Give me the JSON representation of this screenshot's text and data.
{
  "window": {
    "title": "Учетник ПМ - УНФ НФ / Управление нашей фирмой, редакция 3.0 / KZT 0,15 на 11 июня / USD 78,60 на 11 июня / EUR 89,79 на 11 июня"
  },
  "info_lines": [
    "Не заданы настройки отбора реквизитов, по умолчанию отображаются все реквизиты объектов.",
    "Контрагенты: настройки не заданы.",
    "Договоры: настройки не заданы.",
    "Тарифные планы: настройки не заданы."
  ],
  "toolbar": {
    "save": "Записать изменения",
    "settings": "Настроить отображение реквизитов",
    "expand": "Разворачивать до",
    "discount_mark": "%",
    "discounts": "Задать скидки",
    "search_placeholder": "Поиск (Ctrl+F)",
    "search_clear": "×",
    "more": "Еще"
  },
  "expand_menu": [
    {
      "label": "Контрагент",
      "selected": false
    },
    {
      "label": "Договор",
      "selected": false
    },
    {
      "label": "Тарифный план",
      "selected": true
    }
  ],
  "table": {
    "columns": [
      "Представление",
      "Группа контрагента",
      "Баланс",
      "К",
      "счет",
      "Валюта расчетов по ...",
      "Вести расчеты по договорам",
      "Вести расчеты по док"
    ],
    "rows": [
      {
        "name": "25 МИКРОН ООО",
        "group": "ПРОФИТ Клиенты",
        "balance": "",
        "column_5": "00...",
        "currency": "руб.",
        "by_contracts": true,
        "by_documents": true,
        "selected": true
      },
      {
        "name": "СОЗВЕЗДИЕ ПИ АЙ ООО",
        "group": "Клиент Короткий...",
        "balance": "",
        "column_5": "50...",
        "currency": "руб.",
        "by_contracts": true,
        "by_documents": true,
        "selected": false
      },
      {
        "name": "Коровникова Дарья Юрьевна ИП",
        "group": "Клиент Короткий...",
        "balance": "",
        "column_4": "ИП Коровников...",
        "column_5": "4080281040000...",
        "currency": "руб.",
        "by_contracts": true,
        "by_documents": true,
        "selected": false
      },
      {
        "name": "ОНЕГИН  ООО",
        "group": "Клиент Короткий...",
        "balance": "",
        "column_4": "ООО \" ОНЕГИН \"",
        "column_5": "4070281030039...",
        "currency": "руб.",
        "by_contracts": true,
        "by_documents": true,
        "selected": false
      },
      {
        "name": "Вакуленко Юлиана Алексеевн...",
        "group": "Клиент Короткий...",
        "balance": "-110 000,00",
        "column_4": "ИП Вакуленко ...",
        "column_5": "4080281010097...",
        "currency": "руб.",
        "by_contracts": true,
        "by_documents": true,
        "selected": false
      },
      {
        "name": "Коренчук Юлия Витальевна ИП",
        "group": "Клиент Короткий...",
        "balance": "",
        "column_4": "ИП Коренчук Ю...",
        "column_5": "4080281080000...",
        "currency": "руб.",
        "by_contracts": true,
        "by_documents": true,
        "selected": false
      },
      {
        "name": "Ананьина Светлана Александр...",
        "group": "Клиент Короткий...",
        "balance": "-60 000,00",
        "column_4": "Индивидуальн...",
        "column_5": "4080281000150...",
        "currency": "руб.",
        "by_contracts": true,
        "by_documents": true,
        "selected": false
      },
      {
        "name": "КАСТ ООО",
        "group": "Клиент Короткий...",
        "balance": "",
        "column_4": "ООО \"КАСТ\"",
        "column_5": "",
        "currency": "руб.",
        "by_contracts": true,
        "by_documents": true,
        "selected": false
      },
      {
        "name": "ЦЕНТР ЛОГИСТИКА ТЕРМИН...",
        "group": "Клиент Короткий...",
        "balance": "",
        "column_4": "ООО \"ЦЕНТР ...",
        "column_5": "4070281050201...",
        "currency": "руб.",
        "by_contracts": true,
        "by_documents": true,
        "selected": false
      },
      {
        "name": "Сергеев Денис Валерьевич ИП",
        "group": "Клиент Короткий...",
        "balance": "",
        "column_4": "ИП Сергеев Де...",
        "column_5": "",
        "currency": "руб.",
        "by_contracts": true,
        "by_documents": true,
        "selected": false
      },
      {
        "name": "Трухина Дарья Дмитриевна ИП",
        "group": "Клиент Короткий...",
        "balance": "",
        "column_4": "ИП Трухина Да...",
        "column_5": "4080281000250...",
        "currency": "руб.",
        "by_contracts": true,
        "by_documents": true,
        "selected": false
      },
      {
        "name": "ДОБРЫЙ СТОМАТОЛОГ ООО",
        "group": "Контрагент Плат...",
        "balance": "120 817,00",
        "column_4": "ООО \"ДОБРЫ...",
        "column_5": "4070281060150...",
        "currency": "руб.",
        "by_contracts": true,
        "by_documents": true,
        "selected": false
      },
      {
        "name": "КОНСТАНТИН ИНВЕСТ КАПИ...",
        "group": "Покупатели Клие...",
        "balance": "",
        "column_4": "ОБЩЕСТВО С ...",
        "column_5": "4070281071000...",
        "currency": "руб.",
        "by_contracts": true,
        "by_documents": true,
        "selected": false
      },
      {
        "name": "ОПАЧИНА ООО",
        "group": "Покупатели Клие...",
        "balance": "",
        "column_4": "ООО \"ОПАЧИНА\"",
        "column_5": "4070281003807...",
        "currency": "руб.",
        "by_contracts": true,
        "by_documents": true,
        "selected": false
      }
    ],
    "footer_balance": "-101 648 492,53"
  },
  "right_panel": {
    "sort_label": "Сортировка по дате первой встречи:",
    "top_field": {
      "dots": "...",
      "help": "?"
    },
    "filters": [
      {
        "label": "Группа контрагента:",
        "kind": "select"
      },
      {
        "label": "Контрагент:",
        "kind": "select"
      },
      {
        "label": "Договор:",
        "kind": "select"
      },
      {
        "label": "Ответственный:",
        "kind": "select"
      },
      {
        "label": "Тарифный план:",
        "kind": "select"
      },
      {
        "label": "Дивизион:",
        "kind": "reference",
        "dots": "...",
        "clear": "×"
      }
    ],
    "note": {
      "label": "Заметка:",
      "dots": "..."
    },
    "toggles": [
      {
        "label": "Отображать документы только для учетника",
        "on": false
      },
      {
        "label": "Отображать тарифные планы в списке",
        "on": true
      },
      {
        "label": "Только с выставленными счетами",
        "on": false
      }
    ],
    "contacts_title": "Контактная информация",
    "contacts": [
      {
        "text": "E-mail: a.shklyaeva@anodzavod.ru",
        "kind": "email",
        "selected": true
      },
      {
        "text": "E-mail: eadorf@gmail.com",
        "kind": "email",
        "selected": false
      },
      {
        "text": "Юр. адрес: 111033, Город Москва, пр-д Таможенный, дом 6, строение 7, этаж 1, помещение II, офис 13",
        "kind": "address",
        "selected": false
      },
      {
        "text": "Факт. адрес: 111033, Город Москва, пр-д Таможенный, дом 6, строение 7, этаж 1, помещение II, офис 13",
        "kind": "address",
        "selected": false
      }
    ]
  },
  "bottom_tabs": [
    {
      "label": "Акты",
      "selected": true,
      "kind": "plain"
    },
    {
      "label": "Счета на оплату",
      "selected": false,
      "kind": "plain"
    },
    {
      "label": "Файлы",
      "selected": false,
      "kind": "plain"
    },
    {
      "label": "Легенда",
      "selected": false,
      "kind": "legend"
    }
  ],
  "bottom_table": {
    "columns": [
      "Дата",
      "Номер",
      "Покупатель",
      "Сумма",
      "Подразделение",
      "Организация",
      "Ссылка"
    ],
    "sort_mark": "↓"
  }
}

--------------------------------------------------

#### Request:
Output the records exactly, including every line.

#### Answer to the task:
Give me the JSON representation of this screenshot's text and data.
{
  "window": {
    "title": "Учетник ПМ - УНФ НФ / Управление нашей фирмой, редакция 3.0 / KZT 0,15 на 11 июня / USD 78,60 на 11 июня / EUR 89,79 на 11 июня"
  },
  "info_lines": [
    "Не заданы настройки отбора реквизитов, по умолчанию отображаются все реквизиты объектов.",
    "Контрагенты: настройки не заданы.",
    "Договоры: настройки не заданы.",
    "Тарифные планы: настройки не заданы."
  ],
  "toolbar": {
    "save": "Записать изменения",
    "settings": "Настроить отображение реквизитов",
    "expand": "Разворачивать до",
    "discount_mark": "%",
    "discounts": "Задать скидки",
    "search_placeholder": "Поиск (Ctrl+F)",
    "search_clear": "×",
    "more": "Еще"
  },
  "expand_menu": [
    {
      "label": "Контрагент",
      "selected": false
    },
    {
      "label": "Договор",
      "selected": false
    },
    {
      "label": "Тарифный план",
      "selected": true
    }
  ],
  "table": {
    "columns": [
      "Представление",
      "Группа контрагента",
      "Баланс",
      "К",
      "счет",
      "Валюта расчетов по ...",
      "Вести расчеты по договорам",
      "Вести расчеты по док"
    ],
    "rows": [
      {
        "name": "25 МИКРОН ООО",
        "group": "ПРОФИТ Клиенты",
        "balance": "",
        "column_5": "00...",
        "currency": "руб.",
        "by_contracts": true,
        "by_documents": true,
        "selected": true
      },
      {
        "name": "СОЗВЕЗДИЕ ПИ АЙ ООО",
        "group": "Клиент Короткий...",
        "balance": "",
        "column_5": "50...",
        "currency": "руб.",
        "by_contracts": true,
        "by_documents": true,
        "selected": false
      },
      {
        "name": "Коровникова Дарья Юрьевна ИП",
        "group": "Клиент Короткий...",
        "balance": "",
        "column_4": "ИП Коровников...",
        "column_5": "4080281040000...",
        "currency": "руб.",
        "by_contracts": true,
        "by_documents": true,
        "selected": false
      },
      {
        "name": "ОНЕГИН  ООО",
        "group": "Клиент Короткий...",
        "balance": "",
        "column_4": "ООО \" ОНЕГИН \"",
        "column_5": "4070281030039...",
        "currency": "руб.",
        "by_contracts": true,
        "by_documents": true,
        "selected": false
      },
      {
        "name": "Вакуленко Юлиана Алексеевн...",
        "group": "Клиент Короткий...",
        "balance": "-110 000,00",
        "column_4": "ИП Вакуленко ...",
        "column_5": "4080281010097...",
        "currency": "руб.",
        "by_contracts": true,
        "by_documents": true,
        "selected": false
      },
      {
        "name": "Коренчук Юлия Витальевна ИП",
        "group": "Клиент Короткий...",
        "balance": "",
        "column_4": "ИП Коренчук Ю...",
        "column_5": "4080281080000...",
        "currency": "руб.",
        "by_contracts": true,
        "by_documents": true,
        "selected": false
      },
      {
        "name": "Ананьина Светлана Александр...",
        "group": "Клиент Короткий...",
        "balance": "-60 000,00",
        "column_4": "Индивидуальн...",
        "column_5": "4080281000150...",
        "currency": "руб.",
        "by_contracts": true,
        "by_documents": true,
        "selected": false
      },
      {
        "name": "КАСТ ООО",
        "group": "Клиент Короткий...",
        "balance": "",
        "column_4": "ООО \"КАСТ\"",
        "column_5": "",
        "currency": "руб.",
        "by_contracts": true,
        "by_documents": true,
        "selected": false
      },
      {
        "name": "ЦЕНТР ЛОГИСТИКА ТЕРМИН...",
        "group": "Клиент Короткий...",
        "balance": "",
        "column_4": "ООО \"ЦЕНТР ...",
        "column_5": "4070281050201...",
        "currency": "руб.",
        "by_contracts": true,
        "by_documents": true,
        "selected": false
      },
      {
        "name": "Сергеев Денис Валерьевич ИП",
        "group": "Клиент Короткий...",
        "balance": "",
        "column_4": "ИП Сергеев Де...",
        "column_5": "",
        "currency": "руб.",
        "by_contracts": true,
        "by_documents": true,
        "selected": false
      },
      {
        "name": "Трухина Дарья Дмитриевна ИП",
        "group": "Клиент Короткий...",
        "balance": "",
        "column_4": "ИП Трухина Да...",
        "column_5": "4080281000250...",
        "currency": "руб.",
        "by_contracts": true,
        "by_documents": true,
        "selected": false
      },
      {
        "name": "ДОБРЫЙ СТОМАТОЛОГ ООО",
        "group": "Контрагент Плат...",
        "balance": "120 817,00",
        "column_4": "ООО \"ДОБРЫ...",
        "column_5": "4070281060150...",
        "currency": "руб.",
        "by_contracts": true,
        "by_documents": true,
        "selected": false
      },
      {
        "name": "КОНСТАНТИН ИНВЕСТ КАПИ...",
        "group": "Покупатели Клие...",
        "balance": "",
        "column_4": "ОБЩЕСТВО С ...",
        "column_5": "4070281071000...",
        "currency": "руб.",
        "by_contracts": true,
        "by_documents": true,
        "selected": false
      },
      {
        "name": "ОПАЧИНА ООО",
        "group": "Покупатели Клие...",
        "balance": "",
        "column_4": "ООО \"ОПАЧИНА\"",
        "column_5": "4070281003807...",
        "currency": "руб.",
        "by_contracts": true,
        "by_documents": true,
        "selected": false
      }
    ],
    "footer_balance": "-101 648 492,53"
  },
  "right_panel": {
    "sort_label": "Сортировка по дате первой встречи:",
    "top_field": {
      "dots": "...",
      "help": "?"
    },
    "filters": [
      {
        "label": "Группа контрагента:",
        "kind": "select"
      },
      {
        "label": "Контрагент:",
        "kind": "select"
      },
      {
        "label": "Договор:",
        "kind": "select"
      },
      {
        "label": "Ответственный:",
        "kind": "select"
      },
      {
        "label": "Тарифный план:",
        "kind": "select"
      },
      {
        "label": "Дивизион:",
        "kind": "reference",
        "dots": "...",
        "clear": "×"
      }
    ],
    "note": {
      "label": "Заметка:",
      "dots": "..."
    },
    "toggles": [
      {
        "label": "Отображать документы только для учетника",
        "on": false
      },
      {
        "label": "Отображать тарифные планы в списке",
        "on": true
      },
      {
        "label": "Только с выставленными счетами",
        "on": false
      }
    ],
    "contacts_title": "Контактная информация",
    "contacts": [
      {
        "text": "E-mail: a.shklyaeva@anodzavod.ru",
        "kind": "email",
        "selected": true
      },
      {
        "text": "E-mail: eadorf@gmail.com",
        "kind": "email",
        "selected": false
      },
      {
        "text": "Юр. адрес: 111033, Город Москва, пр-д Таможенный, дом 6, строение 7, этаж 1, помещение II, офис 13",
        "kind": "address",
        "selected": false
      },
      {
        "text": "Факт. адрес: 111033, Город Москва, пр-д Таможенный, дом 6, строение 7, этаж 1, помещение II, офис 13",
        "kind": "address",
        "selected": false
      }
    ]
  },
  "bottom_tabs": [
    {
      "label": "Акты",
      "selected": true,
      "kind": "plain"
    },
    {
      "label": "Счета на оплату",
      "selected": false,
      "kind": "plain"
    },
    {
      "label": "Файлы",
      "selected": false,
      "kind": "plain"
    },
    {
      "label": "Легенда",
      "selected": false,
      "kind": "legend"
    }
  ],
  "bottom_table": {
    "columns": [
      "Дата",
      "Номер",
      "Покупатель",
      "Сумма",
      "Подразделение",
      "Организация",
      "Ссылка"
    ],
    "sort_mark": "↓"
  }
}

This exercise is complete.